BEGIN GIVEN INFORMATION

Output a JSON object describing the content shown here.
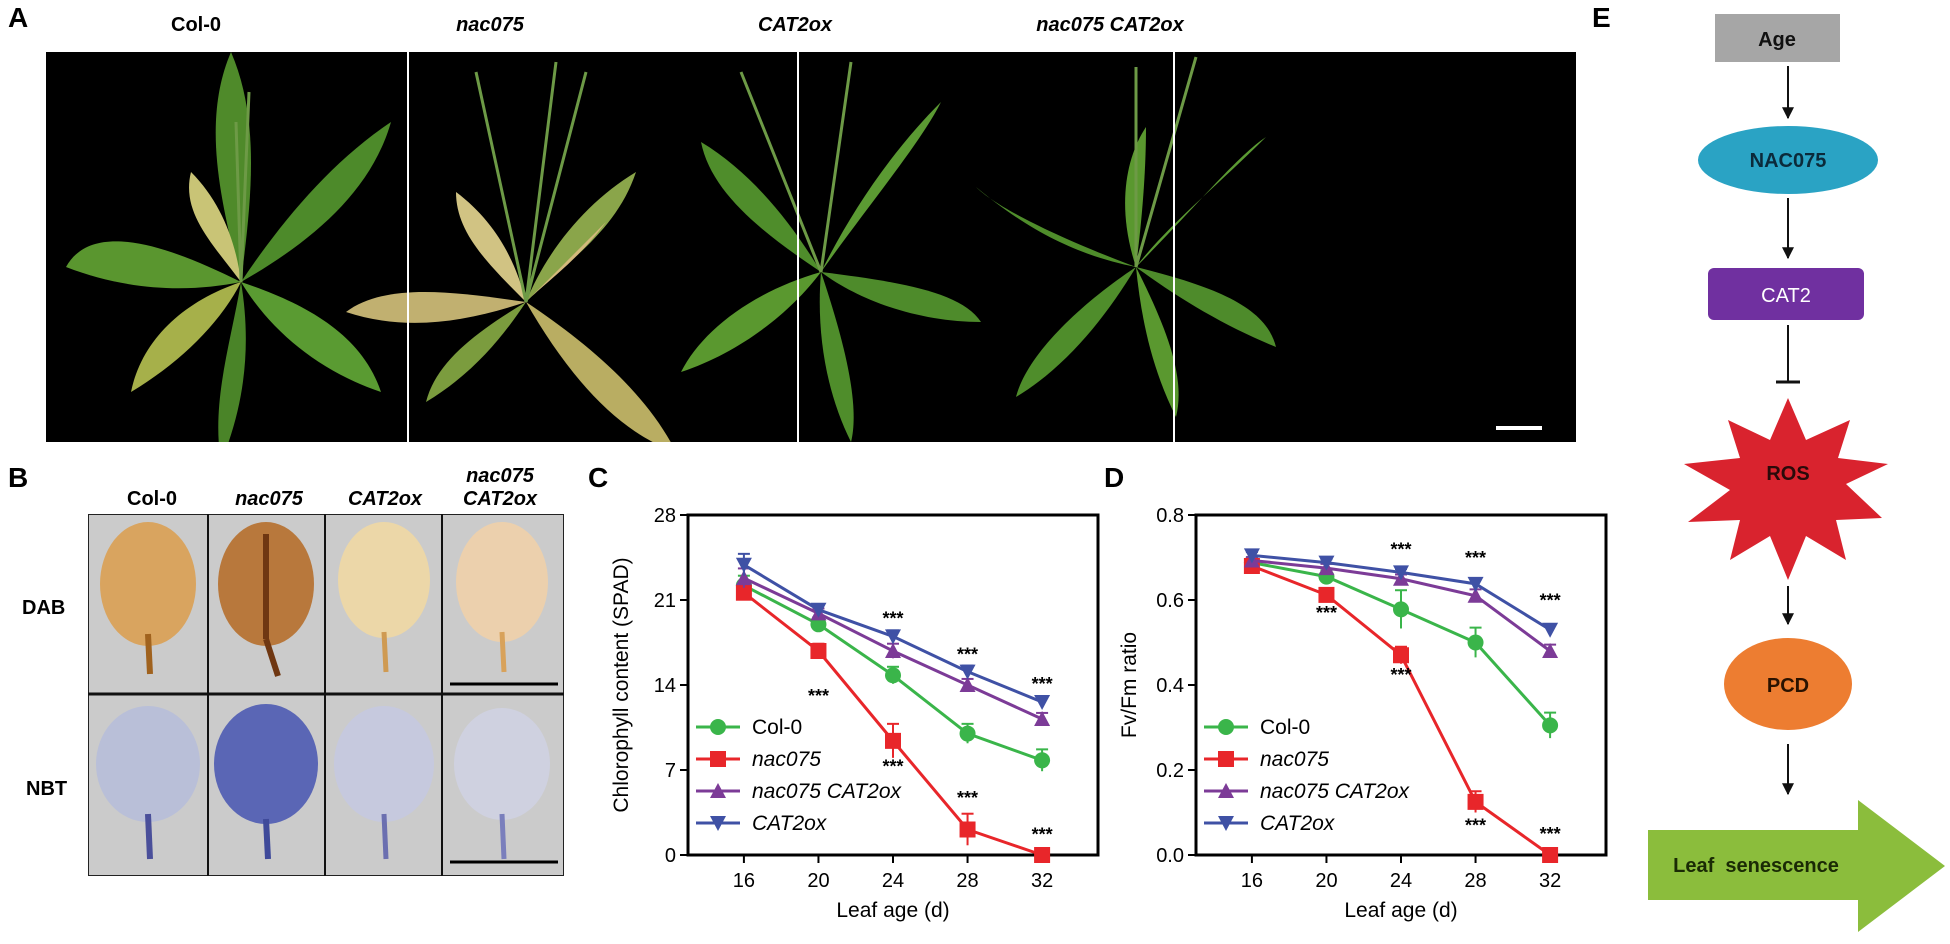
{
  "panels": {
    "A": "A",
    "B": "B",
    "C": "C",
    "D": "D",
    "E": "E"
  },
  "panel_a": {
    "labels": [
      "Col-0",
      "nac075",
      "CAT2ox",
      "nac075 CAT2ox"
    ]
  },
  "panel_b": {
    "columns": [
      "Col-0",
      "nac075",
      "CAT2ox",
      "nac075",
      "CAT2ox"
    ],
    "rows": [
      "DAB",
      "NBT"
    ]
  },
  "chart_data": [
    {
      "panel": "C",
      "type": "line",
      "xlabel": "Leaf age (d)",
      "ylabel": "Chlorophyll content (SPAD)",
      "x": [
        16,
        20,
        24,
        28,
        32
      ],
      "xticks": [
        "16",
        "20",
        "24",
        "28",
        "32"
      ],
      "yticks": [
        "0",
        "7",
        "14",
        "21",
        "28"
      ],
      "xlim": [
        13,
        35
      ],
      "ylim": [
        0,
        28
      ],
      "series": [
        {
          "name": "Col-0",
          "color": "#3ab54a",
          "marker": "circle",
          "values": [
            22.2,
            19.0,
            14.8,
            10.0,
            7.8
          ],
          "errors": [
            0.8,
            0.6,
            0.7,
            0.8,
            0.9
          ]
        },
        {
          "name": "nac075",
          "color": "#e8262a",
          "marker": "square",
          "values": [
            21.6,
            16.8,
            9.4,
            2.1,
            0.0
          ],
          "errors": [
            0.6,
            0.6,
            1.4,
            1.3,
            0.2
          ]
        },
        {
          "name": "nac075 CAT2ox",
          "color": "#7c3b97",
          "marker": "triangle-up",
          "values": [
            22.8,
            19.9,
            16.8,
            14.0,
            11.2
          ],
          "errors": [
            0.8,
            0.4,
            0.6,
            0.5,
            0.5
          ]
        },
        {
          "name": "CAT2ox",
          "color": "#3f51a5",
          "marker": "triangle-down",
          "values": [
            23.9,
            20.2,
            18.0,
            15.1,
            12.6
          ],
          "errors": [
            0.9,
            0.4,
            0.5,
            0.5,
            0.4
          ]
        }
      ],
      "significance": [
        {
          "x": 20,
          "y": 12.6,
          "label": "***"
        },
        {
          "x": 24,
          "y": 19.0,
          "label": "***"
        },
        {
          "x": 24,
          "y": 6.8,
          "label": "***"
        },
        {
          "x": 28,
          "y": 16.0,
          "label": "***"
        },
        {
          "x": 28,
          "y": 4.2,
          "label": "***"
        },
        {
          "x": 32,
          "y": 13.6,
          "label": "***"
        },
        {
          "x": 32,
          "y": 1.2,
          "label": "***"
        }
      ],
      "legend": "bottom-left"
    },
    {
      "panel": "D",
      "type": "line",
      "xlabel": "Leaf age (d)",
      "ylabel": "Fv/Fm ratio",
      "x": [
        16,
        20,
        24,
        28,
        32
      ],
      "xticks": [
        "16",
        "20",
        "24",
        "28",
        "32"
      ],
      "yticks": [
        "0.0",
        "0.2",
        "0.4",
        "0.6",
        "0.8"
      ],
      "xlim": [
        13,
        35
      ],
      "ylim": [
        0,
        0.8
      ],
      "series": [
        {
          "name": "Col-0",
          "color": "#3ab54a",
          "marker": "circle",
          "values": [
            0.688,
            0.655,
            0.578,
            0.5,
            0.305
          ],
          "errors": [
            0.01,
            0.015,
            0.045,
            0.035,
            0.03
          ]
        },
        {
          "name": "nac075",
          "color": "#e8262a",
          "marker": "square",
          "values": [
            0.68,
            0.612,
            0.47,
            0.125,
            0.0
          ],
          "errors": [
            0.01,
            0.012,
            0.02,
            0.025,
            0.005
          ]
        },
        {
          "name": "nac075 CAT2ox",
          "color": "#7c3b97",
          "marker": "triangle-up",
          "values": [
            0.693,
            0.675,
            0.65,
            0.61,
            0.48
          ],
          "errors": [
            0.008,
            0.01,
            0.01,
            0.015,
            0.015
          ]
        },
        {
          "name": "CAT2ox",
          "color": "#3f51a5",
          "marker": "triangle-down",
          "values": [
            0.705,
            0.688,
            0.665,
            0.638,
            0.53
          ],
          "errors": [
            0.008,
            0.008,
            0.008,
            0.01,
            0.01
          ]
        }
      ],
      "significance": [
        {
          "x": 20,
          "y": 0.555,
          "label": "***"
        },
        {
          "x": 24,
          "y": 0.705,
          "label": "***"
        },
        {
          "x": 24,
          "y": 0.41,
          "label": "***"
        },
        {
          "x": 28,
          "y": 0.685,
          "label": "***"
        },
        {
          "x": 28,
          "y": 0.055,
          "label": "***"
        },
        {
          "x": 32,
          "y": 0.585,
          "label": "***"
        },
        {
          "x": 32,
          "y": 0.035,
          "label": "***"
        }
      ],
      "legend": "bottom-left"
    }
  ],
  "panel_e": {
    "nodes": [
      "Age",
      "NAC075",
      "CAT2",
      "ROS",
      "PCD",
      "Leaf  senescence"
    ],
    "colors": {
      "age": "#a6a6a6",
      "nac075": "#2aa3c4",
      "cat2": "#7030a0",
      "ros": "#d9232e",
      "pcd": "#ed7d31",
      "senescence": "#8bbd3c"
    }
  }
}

END GIVEN INFORMATION
BEGIN GIVEN INFORMATION

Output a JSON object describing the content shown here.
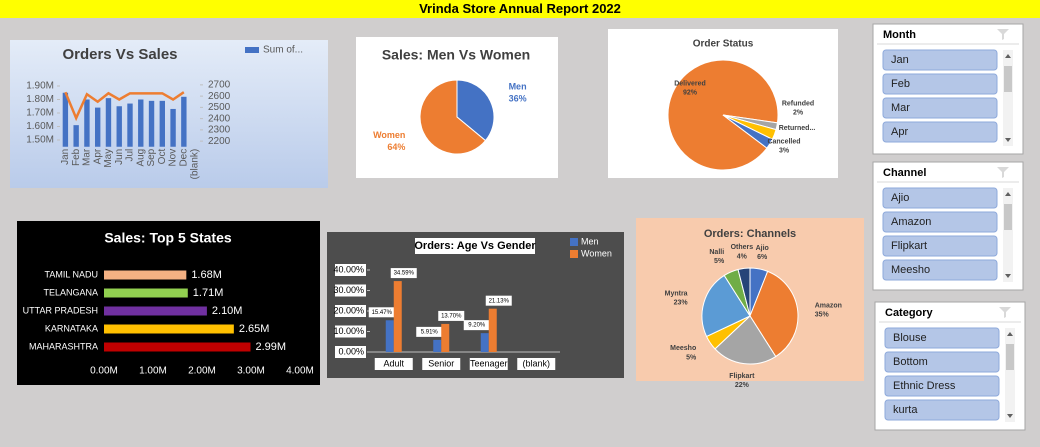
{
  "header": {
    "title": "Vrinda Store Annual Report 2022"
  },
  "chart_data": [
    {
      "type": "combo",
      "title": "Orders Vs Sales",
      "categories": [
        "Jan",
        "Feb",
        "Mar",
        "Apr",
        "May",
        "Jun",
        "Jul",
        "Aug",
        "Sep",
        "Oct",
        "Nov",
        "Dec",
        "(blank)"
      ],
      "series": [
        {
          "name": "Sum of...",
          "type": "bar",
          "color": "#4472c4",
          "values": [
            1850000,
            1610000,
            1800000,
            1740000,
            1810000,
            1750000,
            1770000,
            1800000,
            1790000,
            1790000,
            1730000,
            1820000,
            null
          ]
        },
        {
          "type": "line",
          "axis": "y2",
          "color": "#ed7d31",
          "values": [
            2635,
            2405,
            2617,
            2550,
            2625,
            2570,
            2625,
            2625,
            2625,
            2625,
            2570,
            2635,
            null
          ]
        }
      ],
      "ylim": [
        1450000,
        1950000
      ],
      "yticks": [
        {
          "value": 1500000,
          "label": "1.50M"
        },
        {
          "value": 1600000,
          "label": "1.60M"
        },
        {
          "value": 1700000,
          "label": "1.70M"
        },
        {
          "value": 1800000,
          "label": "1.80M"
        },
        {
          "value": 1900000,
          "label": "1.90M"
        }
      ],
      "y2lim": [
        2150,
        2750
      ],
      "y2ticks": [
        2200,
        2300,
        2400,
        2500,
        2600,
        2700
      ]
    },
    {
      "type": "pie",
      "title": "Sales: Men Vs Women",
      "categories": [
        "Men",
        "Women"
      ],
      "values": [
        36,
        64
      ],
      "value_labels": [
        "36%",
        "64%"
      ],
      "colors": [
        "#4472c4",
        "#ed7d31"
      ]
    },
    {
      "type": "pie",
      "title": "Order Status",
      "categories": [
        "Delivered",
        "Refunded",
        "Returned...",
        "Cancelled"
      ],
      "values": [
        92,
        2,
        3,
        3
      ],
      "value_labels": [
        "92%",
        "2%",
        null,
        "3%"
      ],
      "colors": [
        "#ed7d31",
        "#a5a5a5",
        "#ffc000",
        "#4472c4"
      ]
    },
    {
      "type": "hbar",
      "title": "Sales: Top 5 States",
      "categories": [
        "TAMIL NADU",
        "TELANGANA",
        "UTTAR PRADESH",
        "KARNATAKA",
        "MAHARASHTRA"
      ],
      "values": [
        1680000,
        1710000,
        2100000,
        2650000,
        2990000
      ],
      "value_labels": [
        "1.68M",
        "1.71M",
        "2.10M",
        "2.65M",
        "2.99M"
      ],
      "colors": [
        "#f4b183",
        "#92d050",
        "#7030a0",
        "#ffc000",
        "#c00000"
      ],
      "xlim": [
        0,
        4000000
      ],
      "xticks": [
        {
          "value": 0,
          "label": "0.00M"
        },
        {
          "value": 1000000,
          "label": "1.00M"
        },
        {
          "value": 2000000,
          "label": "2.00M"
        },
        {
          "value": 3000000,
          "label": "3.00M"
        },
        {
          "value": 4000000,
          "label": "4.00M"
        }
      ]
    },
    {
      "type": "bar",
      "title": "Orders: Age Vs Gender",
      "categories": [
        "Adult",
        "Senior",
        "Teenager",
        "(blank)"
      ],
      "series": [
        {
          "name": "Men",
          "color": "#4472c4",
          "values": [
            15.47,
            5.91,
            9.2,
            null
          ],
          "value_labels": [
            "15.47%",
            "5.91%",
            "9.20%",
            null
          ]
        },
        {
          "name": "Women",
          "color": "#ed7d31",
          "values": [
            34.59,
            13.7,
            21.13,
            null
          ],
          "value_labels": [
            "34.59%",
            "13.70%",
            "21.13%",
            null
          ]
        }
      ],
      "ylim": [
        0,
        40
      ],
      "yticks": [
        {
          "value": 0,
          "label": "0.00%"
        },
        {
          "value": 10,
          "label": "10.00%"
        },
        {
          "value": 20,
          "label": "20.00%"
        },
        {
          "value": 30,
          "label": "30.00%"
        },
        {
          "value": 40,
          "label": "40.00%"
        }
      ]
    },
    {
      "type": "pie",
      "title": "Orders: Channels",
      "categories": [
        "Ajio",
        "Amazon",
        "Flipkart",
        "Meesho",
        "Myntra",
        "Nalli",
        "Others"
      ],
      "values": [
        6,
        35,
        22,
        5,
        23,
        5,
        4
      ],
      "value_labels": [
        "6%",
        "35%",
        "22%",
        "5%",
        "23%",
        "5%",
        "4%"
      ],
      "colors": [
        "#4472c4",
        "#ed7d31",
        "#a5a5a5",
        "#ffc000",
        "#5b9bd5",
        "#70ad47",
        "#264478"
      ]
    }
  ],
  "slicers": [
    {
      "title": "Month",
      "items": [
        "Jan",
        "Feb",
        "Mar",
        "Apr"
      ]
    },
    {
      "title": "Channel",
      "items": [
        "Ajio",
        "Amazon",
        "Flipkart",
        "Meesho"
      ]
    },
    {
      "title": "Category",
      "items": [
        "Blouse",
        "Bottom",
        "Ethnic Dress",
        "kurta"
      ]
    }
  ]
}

END GIVEN INFORMATION

[SET TASK] State how many lines include the string "title". Give no other information.

[SOLUTION TO THIS EXERCISE] 10